_Records provided_
————————

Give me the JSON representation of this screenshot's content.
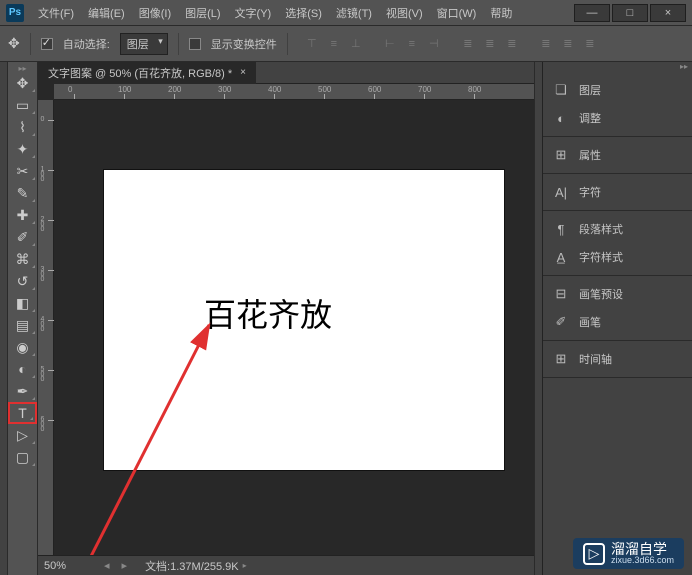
{
  "app": {
    "logo": "Ps"
  },
  "menu": {
    "file": "文件(F)",
    "edit": "编辑(E)",
    "image": "图像(I)",
    "layer": "图层(L)",
    "type": "文字(Y)",
    "select": "选择(S)",
    "filter": "滤镜(T)",
    "view": "视图(V)",
    "window": "窗口(W)",
    "help": "帮助"
  },
  "window_controls": {
    "min": "—",
    "max": "□",
    "close": "×"
  },
  "options": {
    "auto_select": "自动选择:",
    "target": "图层",
    "show_transform": "显示变换控件"
  },
  "document": {
    "tab": "文字图案 @ 50% (百花齐放, RGB/8) *",
    "canvas_text": "百花齐放",
    "zoom": "50%",
    "info": "文档:1.37M/255.9K"
  },
  "ruler_h": [
    "0",
    "100",
    "200",
    "300",
    "400",
    "500",
    "600",
    "700",
    "800"
  ],
  "ruler_v": [
    "0",
    "100",
    "200",
    "300",
    "400",
    "500",
    "600"
  ],
  "panels": {
    "layers": "图层",
    "adjustments": "调整",
    "properties": "属性",
    "character": "字符",
    "para_styles": "段落样式",
    "char_styles": "字符样式",
    "brush_presets": "画笔预设",
    "brush": "画笔",
    "timeline": "时间轴"
  },
  "watermark": {
    "title": "溜溜自学",
    "sub": "zixue.3d66.com"
  }
}
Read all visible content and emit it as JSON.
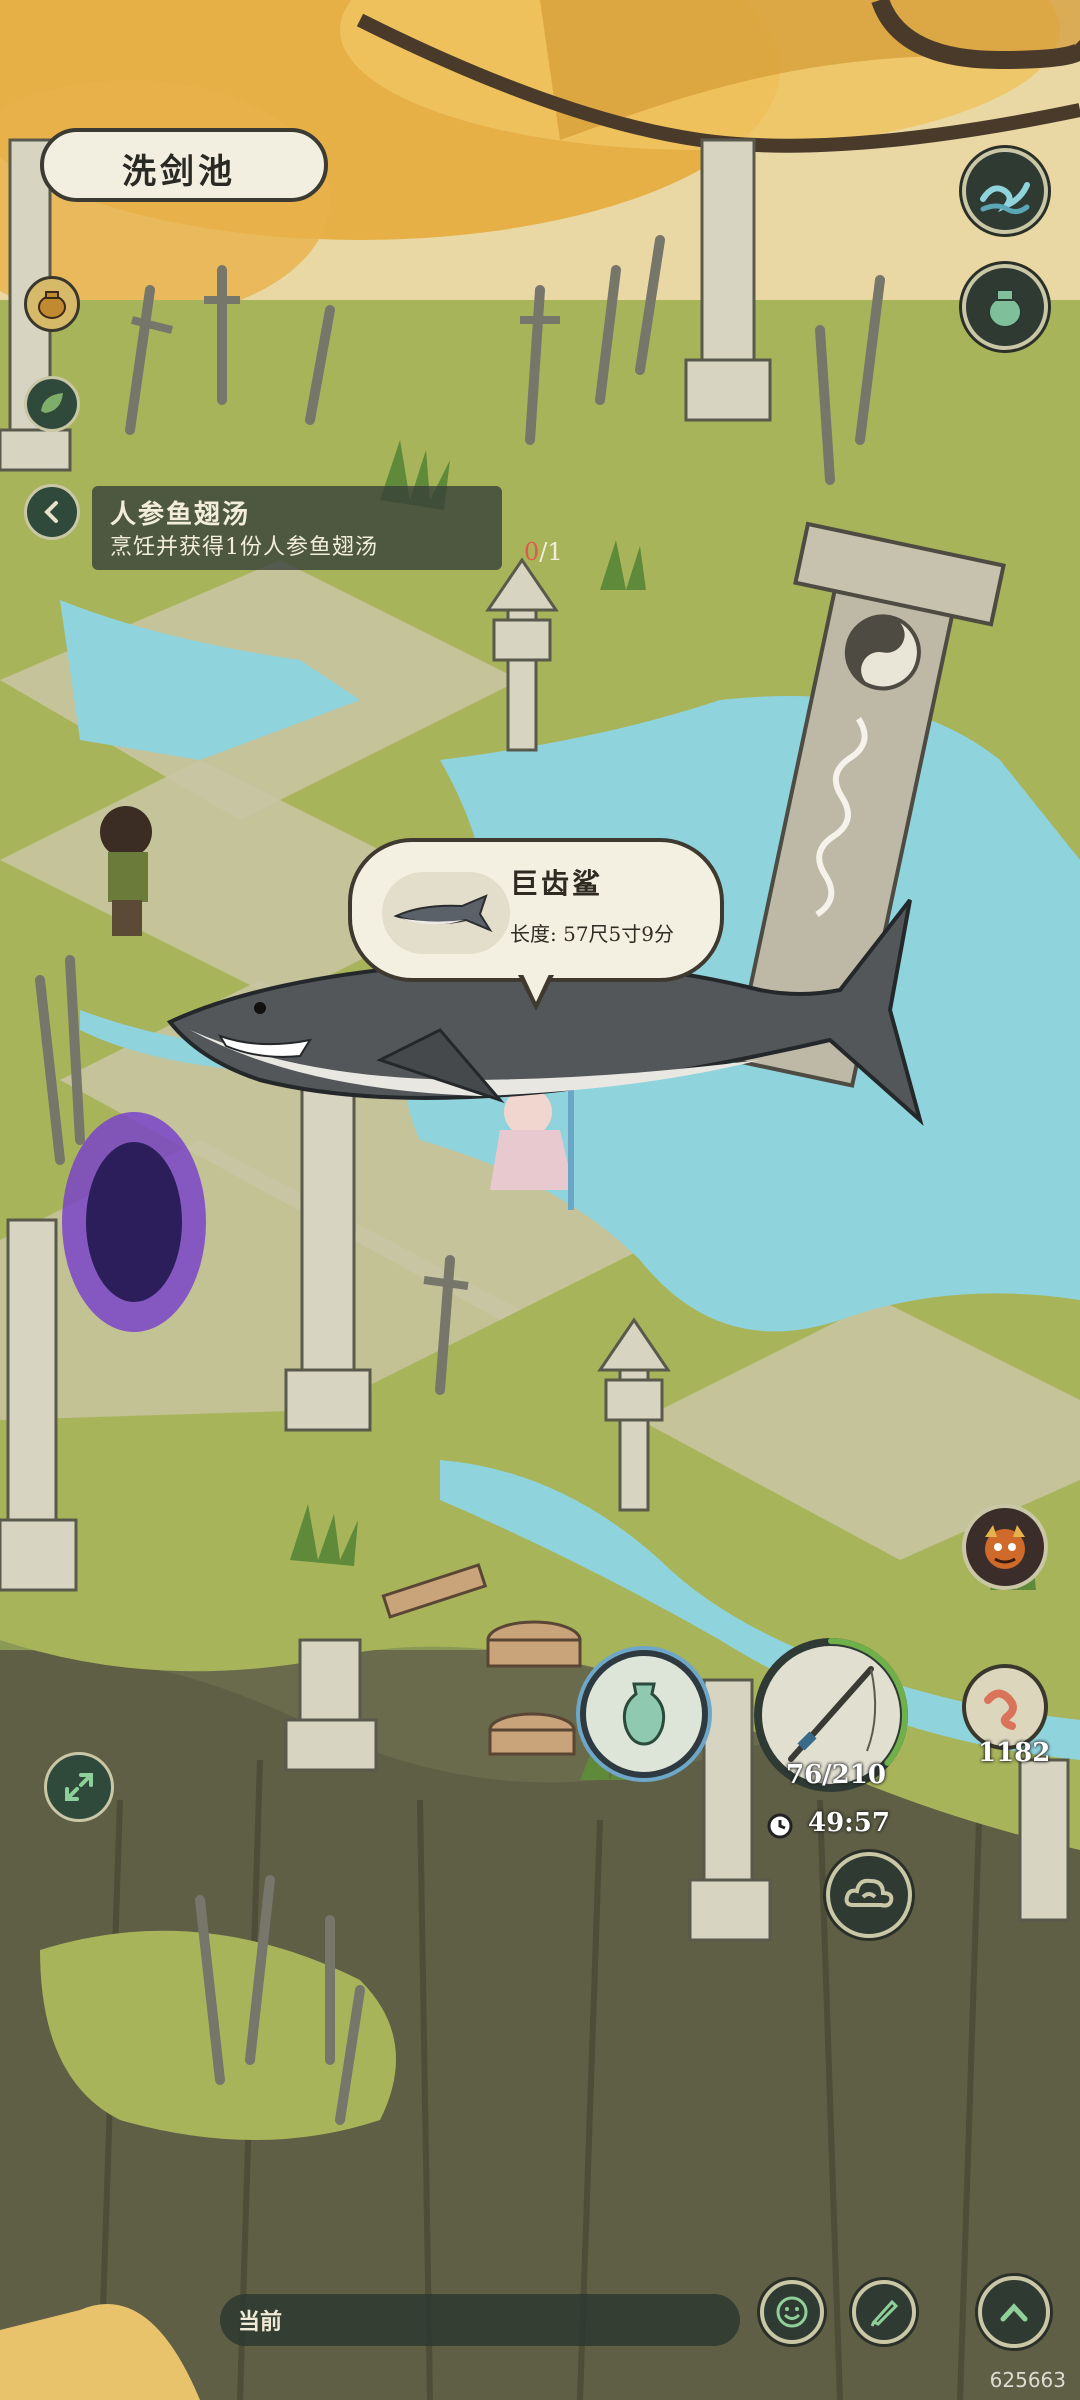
{
  "location": {
    "name": "洗剑池"
  },
  "quest": {
    "title": "人参鱼翅汤",
    "description": "烹饪并获得1份人参鱼翅汤",
    "progress_current": "0",
    "progress_total": "/1"
  },
  "catch": {
    "fish_name": "巨齿鲨",
    "length_text": "长度: 57尺5寸9分"
  },
  "fishing": {
    "rod_durability": "76/210",
    "timer": "49:57",
    "bait_count": "1182"
  },
  "chat": {
    "channel_label": "当前"
  },
  "watermark": "625663",
  "icons": {
    "top_right": [
      "wave-icon",
      "jar-icon"
    ],
    "left": [
      "pouch-icon",
      "leaf-icon",
      "back-arrow-icon"
    ],
    "bottom": [
      "vase-icon",
      "fishing-rod-icon",
      "clock-icon",
      "cloud-icon",
      "expand-icon",
      "smile-icon",
      "quill-icon",
      "up-arrow-icon"
    ]
  },
  "colors": {
    "button_dark": "#2f3a33",
    "water": "#8fd3dd",
    "grass": "#a8b45a",
    "autumn": "#e8b24a"
  }
}
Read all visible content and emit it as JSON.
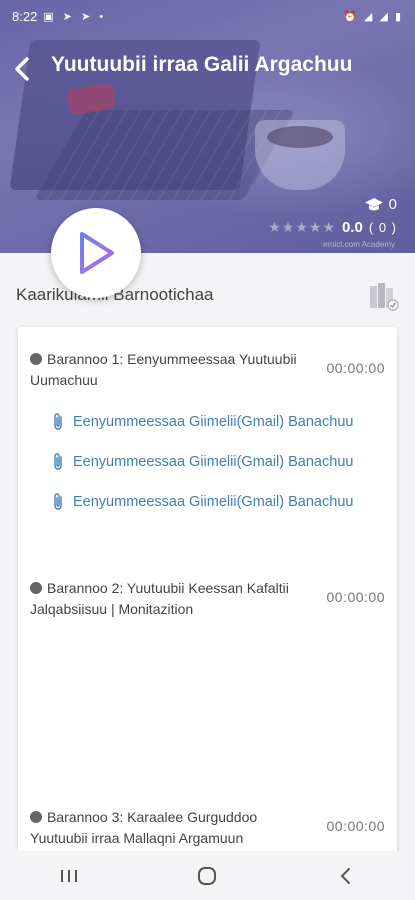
{
  "status_bar": {
    "time": "8:22",
    "left_icons": [
      "image-icon",
      "telegram-icon",
      "telegram-icon",
      "dot-icon"
    ],
    "right_icons": [
      "alarm-icon",
      "4g-signal-icon",
      "signal-icon",
      "4g-signal-icon",
      "signal-icon",
      "battery-icon"
    ]
  },
  "header": {
    "title": "Yuutuubii irraa Galii Argachuu",
    "students_count": "0",
    "rating_value": "0.0",
    "rating_count": "( 0 )",
    "stars": "★★★★★",
    "watermark": "eroict.com Academy"
  },
  "curriculum": {
    "title": "Kaarikulamii Barnootichaa",
    "lessons": [
      {
        "title": "Barannoo 1: Eenyummeessaa Yuutuubii Uumachuu",
        "time": "00:00:00",
        "attachments": [
          "Eenyummeessaa Giimelii(Gmail) Banachuu",
          "Eenyummeessaa Giimelii(Gmail) Banachuu",
          "Eenyummeessaa Giimelii(Gmail) Banachuu"
        ]
      },
      {
        "title": "Barannoo 2: Yuutuubii Keessan Kafaltii Jalqabsiisuu | Monitazition",
        "time": "00:00:00",
        "attachments": []
      },
      {
        "title": "Barannoo 3: Karaalee Gurguddoo Yuutuubii irraa Mallaqni Argamuun",
        "time": "00:00:00",
        "attachments": []
      }
    ]
  },
  "colors": {
    "accent": "#5c5aa6",
    "link": "#3f7fb5"
  },
  "navbar": {
    "icons": [
      "recent-apps-icon",
      "home-icon",
      "back-icon"
    ]
  }
}
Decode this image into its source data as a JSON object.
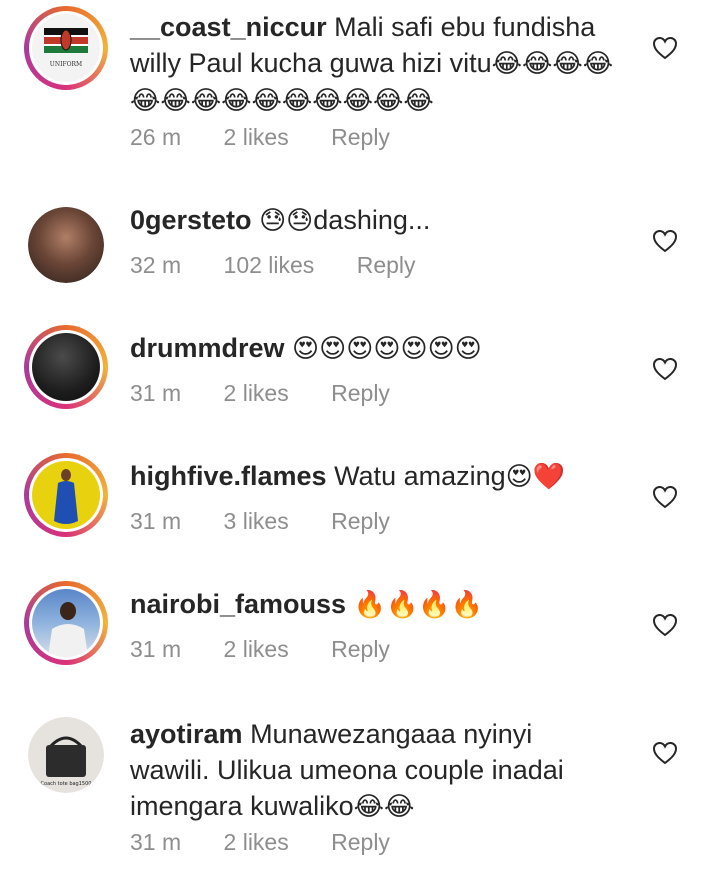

————————

_Task description_
Return each line of the data that contains the string "百花齐放".

_Finished exercise_
    "tab": "文字图案 @ 50% (百花齐放, RGB/8) *",
    "canvas_text": "百花齐放",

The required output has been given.